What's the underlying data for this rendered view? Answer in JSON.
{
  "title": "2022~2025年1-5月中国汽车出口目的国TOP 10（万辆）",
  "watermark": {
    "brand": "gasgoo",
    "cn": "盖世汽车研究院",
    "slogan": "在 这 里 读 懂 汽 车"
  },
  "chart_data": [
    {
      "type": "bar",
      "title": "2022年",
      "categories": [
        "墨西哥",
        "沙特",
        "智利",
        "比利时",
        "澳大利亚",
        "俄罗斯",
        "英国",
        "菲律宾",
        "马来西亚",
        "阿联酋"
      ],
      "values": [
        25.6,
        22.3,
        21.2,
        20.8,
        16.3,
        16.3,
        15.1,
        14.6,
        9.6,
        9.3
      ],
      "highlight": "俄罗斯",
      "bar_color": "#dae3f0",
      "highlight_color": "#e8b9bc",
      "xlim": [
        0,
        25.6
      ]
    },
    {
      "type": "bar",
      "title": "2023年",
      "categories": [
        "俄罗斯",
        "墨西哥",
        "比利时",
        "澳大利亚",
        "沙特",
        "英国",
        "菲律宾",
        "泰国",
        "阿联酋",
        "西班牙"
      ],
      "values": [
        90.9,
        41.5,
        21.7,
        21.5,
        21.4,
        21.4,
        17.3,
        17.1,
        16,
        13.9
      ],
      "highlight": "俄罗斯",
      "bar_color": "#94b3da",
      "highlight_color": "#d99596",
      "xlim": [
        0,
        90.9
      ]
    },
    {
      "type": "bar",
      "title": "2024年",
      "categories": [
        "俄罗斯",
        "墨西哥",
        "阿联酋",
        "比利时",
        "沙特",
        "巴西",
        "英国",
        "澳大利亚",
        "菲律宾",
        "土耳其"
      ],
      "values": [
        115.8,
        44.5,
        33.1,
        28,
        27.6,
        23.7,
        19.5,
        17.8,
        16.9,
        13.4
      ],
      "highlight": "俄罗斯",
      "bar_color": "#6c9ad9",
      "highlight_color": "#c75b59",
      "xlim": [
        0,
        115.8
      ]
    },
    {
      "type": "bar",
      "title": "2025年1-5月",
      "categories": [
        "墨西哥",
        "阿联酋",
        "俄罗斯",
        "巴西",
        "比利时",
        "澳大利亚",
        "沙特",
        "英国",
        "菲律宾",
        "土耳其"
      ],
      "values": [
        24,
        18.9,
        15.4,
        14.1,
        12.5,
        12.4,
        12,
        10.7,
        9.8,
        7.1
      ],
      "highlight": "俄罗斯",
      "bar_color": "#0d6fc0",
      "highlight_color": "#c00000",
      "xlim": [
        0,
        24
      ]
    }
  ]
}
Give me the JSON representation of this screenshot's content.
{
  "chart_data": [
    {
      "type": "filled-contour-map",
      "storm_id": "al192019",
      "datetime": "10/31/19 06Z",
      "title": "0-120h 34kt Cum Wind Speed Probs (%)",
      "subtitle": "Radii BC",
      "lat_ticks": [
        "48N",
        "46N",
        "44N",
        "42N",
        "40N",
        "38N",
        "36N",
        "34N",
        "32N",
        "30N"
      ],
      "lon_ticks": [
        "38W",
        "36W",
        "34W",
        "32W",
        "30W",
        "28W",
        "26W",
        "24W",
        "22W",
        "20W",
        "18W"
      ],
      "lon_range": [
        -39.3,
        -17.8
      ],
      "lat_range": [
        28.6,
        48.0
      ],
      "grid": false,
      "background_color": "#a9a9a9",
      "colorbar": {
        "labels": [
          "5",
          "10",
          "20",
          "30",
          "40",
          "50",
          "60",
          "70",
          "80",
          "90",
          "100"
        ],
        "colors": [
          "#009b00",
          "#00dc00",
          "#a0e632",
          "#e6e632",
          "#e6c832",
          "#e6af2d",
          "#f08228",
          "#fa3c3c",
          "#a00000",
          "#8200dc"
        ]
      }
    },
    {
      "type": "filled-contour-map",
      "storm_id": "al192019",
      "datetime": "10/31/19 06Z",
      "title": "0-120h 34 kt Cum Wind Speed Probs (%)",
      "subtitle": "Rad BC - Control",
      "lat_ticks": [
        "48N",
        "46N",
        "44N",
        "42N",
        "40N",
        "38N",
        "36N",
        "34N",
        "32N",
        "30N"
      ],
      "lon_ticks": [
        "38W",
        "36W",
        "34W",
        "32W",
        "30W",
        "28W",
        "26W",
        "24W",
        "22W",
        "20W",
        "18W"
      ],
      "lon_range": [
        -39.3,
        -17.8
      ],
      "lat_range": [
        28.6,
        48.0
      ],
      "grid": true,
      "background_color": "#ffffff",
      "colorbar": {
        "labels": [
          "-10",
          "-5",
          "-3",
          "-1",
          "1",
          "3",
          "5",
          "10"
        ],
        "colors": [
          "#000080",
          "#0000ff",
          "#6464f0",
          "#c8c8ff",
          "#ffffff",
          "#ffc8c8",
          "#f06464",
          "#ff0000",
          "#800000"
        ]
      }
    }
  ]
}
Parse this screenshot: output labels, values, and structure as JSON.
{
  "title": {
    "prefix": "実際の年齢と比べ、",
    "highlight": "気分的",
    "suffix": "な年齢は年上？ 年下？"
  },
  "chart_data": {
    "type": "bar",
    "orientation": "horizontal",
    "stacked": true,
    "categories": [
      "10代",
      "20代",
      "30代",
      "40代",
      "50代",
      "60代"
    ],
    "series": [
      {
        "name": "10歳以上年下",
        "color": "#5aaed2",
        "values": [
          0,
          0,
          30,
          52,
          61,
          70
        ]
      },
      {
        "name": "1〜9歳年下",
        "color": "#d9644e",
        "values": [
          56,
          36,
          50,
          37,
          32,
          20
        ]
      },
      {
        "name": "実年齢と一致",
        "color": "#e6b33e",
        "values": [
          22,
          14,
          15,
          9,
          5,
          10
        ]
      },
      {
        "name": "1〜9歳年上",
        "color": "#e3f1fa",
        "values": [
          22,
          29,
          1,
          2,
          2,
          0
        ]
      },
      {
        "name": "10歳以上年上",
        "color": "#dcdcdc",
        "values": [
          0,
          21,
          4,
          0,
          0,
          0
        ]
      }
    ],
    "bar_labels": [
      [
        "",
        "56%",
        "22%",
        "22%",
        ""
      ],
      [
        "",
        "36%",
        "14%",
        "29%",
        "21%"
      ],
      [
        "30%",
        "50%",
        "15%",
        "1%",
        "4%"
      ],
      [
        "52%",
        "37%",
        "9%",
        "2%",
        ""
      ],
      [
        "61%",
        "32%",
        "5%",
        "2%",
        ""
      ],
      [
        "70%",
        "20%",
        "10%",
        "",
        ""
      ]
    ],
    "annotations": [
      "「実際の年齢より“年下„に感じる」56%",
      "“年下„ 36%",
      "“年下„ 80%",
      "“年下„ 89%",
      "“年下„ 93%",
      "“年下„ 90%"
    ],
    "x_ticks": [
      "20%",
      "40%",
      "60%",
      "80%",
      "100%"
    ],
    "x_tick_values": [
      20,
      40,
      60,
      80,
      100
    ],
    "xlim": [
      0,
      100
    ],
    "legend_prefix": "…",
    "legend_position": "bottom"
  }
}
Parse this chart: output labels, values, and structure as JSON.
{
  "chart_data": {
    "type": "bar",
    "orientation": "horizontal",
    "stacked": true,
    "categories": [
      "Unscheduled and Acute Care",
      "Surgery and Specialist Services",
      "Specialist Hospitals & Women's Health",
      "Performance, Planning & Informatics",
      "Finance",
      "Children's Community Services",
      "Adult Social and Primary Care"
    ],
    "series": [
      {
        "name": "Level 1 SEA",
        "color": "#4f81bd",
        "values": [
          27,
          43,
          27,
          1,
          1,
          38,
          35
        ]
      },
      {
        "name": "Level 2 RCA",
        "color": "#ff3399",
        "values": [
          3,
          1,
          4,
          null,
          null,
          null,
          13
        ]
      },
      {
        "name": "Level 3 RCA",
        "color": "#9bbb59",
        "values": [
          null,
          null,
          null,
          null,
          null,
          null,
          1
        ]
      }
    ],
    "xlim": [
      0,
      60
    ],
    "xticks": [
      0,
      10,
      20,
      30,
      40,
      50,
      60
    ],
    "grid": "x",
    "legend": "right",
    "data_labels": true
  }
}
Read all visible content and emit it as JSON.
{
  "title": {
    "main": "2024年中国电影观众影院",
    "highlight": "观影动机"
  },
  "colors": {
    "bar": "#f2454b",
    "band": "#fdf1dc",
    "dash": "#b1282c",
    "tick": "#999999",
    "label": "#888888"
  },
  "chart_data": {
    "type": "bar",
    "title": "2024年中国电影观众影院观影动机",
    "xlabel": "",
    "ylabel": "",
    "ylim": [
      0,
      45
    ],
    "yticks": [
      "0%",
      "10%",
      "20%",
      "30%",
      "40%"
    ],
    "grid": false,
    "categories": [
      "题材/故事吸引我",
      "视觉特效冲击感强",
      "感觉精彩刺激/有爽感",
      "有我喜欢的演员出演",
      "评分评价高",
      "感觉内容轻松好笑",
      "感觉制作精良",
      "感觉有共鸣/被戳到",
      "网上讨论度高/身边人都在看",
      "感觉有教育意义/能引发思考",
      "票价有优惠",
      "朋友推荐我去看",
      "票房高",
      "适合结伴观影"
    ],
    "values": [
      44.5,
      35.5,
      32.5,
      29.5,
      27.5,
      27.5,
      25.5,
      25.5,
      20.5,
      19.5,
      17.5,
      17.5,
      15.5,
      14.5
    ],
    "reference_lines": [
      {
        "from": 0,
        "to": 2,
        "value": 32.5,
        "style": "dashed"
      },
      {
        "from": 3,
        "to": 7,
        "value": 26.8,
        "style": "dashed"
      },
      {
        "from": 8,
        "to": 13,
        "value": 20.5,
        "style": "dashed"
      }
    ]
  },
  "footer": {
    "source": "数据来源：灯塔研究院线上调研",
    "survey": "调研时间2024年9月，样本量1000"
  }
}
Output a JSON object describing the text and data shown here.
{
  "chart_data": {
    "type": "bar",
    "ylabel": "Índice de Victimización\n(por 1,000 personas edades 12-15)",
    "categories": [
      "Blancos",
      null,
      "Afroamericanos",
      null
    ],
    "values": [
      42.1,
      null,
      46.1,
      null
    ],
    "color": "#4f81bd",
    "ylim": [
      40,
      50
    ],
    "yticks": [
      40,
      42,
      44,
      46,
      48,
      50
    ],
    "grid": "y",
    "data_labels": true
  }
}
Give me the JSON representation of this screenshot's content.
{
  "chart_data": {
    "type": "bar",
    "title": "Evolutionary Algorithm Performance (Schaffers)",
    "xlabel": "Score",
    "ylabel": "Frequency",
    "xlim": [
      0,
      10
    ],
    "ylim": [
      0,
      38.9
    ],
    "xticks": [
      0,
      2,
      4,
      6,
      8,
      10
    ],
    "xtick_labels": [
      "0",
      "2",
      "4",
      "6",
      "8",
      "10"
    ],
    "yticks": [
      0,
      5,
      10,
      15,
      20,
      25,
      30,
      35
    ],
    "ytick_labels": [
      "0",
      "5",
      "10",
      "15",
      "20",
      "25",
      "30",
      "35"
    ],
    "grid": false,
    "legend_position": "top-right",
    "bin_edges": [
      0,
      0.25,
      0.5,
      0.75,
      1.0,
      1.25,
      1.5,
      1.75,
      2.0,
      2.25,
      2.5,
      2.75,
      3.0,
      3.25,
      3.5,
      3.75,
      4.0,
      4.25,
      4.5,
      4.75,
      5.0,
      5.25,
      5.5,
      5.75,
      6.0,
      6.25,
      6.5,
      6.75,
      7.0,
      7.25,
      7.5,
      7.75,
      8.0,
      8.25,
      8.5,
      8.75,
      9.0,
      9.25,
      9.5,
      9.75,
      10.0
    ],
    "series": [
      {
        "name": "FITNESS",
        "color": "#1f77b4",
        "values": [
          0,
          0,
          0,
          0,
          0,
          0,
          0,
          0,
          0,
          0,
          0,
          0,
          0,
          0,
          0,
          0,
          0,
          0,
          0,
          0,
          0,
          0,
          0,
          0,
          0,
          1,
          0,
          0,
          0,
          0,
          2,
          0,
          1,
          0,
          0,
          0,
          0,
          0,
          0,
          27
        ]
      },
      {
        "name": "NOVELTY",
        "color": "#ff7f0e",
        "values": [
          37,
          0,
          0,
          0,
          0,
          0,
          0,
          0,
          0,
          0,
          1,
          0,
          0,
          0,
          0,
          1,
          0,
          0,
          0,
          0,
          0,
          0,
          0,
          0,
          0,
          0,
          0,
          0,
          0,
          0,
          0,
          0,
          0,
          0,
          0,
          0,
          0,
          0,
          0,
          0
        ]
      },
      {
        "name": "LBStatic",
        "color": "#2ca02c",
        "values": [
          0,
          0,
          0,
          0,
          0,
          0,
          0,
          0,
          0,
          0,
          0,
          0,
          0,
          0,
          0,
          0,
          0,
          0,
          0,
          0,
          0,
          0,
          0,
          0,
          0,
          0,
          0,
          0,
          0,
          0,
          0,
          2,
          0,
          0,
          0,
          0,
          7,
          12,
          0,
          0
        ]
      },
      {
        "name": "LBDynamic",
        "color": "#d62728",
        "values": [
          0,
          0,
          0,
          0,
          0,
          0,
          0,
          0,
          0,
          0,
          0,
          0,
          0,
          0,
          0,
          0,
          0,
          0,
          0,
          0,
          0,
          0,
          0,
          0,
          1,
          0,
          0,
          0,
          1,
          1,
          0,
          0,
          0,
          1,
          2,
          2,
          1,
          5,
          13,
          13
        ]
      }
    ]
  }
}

= = = = = = =

- YOUR OBJECTIVE -
Find the lines holding "Services" and list every one.

- RESULT OF THIS TASK -
      "Surgery and Specialist Services",
      "Children's Community Services",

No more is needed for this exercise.